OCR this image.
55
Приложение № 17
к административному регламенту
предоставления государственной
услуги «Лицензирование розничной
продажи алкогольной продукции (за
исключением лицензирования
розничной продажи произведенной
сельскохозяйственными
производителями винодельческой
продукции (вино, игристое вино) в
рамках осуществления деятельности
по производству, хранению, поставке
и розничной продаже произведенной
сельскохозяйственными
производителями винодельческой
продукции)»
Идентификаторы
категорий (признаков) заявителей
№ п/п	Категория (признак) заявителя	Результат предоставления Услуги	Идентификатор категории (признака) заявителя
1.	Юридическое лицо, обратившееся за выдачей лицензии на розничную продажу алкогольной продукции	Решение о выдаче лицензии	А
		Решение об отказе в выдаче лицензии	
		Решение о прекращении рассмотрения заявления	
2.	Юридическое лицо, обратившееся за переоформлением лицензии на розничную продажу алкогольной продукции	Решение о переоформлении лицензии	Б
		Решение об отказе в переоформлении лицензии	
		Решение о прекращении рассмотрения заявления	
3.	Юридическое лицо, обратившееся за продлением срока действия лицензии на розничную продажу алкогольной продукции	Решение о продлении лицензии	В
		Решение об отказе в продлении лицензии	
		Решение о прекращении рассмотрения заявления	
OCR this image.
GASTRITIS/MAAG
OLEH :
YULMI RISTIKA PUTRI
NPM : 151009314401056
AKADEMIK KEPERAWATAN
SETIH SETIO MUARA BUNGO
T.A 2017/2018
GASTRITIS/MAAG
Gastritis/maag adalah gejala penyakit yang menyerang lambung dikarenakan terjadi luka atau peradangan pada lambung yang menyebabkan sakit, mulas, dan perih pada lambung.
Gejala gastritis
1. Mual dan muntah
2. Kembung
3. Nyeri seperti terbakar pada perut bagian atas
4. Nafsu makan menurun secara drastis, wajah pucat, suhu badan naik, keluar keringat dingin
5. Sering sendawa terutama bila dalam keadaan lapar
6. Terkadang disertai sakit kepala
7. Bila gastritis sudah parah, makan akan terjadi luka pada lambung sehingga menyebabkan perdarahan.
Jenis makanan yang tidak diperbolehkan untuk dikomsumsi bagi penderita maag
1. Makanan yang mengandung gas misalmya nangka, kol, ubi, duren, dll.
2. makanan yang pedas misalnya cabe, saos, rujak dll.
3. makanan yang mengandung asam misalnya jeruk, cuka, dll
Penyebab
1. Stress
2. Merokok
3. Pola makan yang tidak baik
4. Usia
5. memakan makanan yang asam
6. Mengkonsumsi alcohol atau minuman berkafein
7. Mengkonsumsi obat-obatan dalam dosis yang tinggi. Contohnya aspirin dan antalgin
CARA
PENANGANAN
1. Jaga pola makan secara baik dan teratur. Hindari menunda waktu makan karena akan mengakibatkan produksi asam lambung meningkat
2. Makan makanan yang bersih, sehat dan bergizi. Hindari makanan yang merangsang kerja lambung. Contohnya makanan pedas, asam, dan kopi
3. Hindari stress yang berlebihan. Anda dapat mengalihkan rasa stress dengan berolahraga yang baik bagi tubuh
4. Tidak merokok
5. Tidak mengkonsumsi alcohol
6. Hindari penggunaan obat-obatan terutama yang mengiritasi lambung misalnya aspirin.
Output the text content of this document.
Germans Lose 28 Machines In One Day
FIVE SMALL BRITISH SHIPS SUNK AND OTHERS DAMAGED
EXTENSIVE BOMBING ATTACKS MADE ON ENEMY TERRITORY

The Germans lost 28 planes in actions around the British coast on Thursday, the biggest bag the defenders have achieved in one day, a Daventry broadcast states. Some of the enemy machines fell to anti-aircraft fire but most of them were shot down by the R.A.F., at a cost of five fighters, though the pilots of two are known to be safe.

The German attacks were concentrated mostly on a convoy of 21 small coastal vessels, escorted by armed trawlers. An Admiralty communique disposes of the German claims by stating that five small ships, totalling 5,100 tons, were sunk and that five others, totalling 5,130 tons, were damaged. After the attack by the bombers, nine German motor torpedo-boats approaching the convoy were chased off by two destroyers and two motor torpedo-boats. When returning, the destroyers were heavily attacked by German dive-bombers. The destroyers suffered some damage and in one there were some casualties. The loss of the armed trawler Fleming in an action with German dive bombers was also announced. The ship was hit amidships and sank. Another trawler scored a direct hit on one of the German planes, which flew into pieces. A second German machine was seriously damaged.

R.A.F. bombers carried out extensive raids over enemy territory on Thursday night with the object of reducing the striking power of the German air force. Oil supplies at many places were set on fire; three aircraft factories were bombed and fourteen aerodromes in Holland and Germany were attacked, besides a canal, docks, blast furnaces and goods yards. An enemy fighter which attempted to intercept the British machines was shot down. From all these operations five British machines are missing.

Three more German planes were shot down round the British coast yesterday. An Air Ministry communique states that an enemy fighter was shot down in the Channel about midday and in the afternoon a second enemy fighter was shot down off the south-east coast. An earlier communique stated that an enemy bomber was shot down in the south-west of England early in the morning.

[WRITTEN PROBLEM] All of the entries should be written out again exactly.

[SOLVED PROBLEM]
OCR this image.
55
Приложение № 17
к административному регламенту
предоставления государственной
услуги «Лицензирование розничной
продажи алкогольной продукции (за
исключением лицензирования
розничной продажи произведенной
сельскохозяйственными
производителями винодельческой
продукции (вино, игристое вино) в
рамках осуществления деятельности
по производству, хранению, поставке
и розничной продаже произведенной
сельскохозяйственными
производителями винодельческой
продукции)»
Идентификаторы
категорий (признаков) заявителей
№ п/п	Категория (признак) заявителя	Результат предоставления Услуги	Идентификатор категории (признака) заявителя
1.	Юридическое лицо, обратившееся за выдачей лицензии на розничную продажу алкогольной продукции	Решение о выдаче лицензии	А
		Решение об отказе в выдаче лицензии	
		Решение о прекращении рассмотрения заявления	
2.	Юридическое лицо, обратившееся за переоформлением лицензии на розничную продажу алкогольной продукции	Решение о переоформлении лицензии	Б
		Решение об отказе в переоформлении лицензии	
		Решение о прекращении рассмотрения заявления	
3.	Юридическое лицо, обратившееся за продлением срока действия лицензии на розничную продажу алкогольной продукции	Решение о продлении лицензии	В
		Решение об отказе в продлении лицензии	
		Решение о прекращении рассмотрения заявления	
OCR this image.
GASTRITIS/MAAG
OLEH :
YULMI RISTIKA PUTRI
NPM : 151009314401056
AKADEMIK KEPERAWATAN
SETIH SETIO MUARA BUNGO
T.A 2017/2018
GASTRITIS/MAAG
Gastritis/maag adalah gejala penyakit yang menyerang lambung dikarenakan terjadi luka atau peradangan pada lambung yang menyebabkan sakit, mulas, dan perih pada lambung.
Gejala gastritis
1. Mual dan muntah
2. Kembung
3. Nyeri seperti terbakar pada perut bagian atas
4. Nafsu makan menurun secara drastis, wajah pucat, suhu badan naik, keluar keringat dingin
5. Sering sendawa terutama bila dalam keadaan lapar
6. Terkadang disertai sakit kepala
7. Bila gastritis sudah parah, makan akan terjadi luka pada lambung sehingga menyebabkan perdarahan.
Jenis makanan yang tidak diperbolehkan untuk dikomsumsi bagi penderita maag
1. Makanan yang mengandung gas misalmya nangka, kol, ubi, duren, dll.
2. makanan yang pedas misalnya cabe, saos, rujak dll.
3. makanan yang mengandung asam misalnya jeruk, cuka, dll
Penyebab
1. Stress
2. Merokok
3. Pola makan yang tidak baik
4. Usia
5. memakan makanan yang asam
6. Mengkonsumsi alcohol atau minuman berkafein
7. Mengkonsumsi obat-obatan dalam dosis yang tinggi. Contohnya aspirin dan antalgin
CARA
PENANGANAN
1. Jaga pola makan secara baik dan teratur. Hindari menunda waktu makan karena akan mengakibatkan produksi asam lambung meningkat
2. Makan makanan yang bersih, sehat dan bergizi. Hindari makanan yang merangsang kerja lambung. Contohnya makanan pedas, asam, dan kopi
3. Hindari stress yang berlebihan. Anda dapat mengalihkan rasa stress dengan berolahraga yang baik bagi tubuh
4. Tidak merokok
5. Tidak mengkonsumsi alcohol
6. Hindari penggunaan obat-obatan terutama yang mengiritasi lambung misalnya aspirin.
Output the text content of this document.
Germans Lose 28 Machines In One Day
FIVE SMALL BRITISH SHIPS SUNK AND OTHERS DAMAGED
EXTENSIVE BOMBING ATTACKS MADE ON ENEMY TERRITORY

The Germans lost 28 planes in actions around the British coast on Thursday, the biggest bag the defenders have achieved in one day, a Daventry broadcast states. Some of the enemy machines fell to anti-aircraft fire but most of them were shot down by the R.A.F., at a cost of five fighters, though the pilots of two are known to be safe.

The German attacks were concentrated mostly on a convoy of 21 small coastal vessels, escorted by armed trawlers. An Admiralty communique disposes of the German claims by stating that five small ships, totalling 5,100 tons, were sunk and that five others, totalling 5,130 tons, were damaged. After the attack by the bombers, nine German motor torpedo-boats approaching the convoy were chased off by two destroyers and two motor torpedo-boats. When returning, the destroyers were heavily attacked by German dive-bombers. The destroyers suffered some damage and in one there were some casualties. The loss of the armed trawler Fleming in an action with German dive bombers was also announced. The ship was hit amidships and sank. Another trawler scored a direct hit on one of the German planes, which flew into pieces. A second German machine was seriously damaged.

R.A.F. bombers carried out extensive raids over enemy territory on Thursday night with the object of reducing the striking power of the German air force. Oil supplies at many places were set on fire; three aircraft factories were bombed and fourteen aerodromes in Holland and Germany were attacked, besides a canal, docks, blast furnaces and goods yards. An enemy fighter which attempted to intercept the British machines was shot down. From all these operations five British machines are missing.

Three more German planes were shot down round the British coast yesterday. An Air Ministry communique states that an enemy fighter was shot down in the Channel about midday and in the afternoon a second enemy fighter was shot down off the south-east coast. An earlier communique stated that an enemy bomber was shot down in the south-west of England early in the morning.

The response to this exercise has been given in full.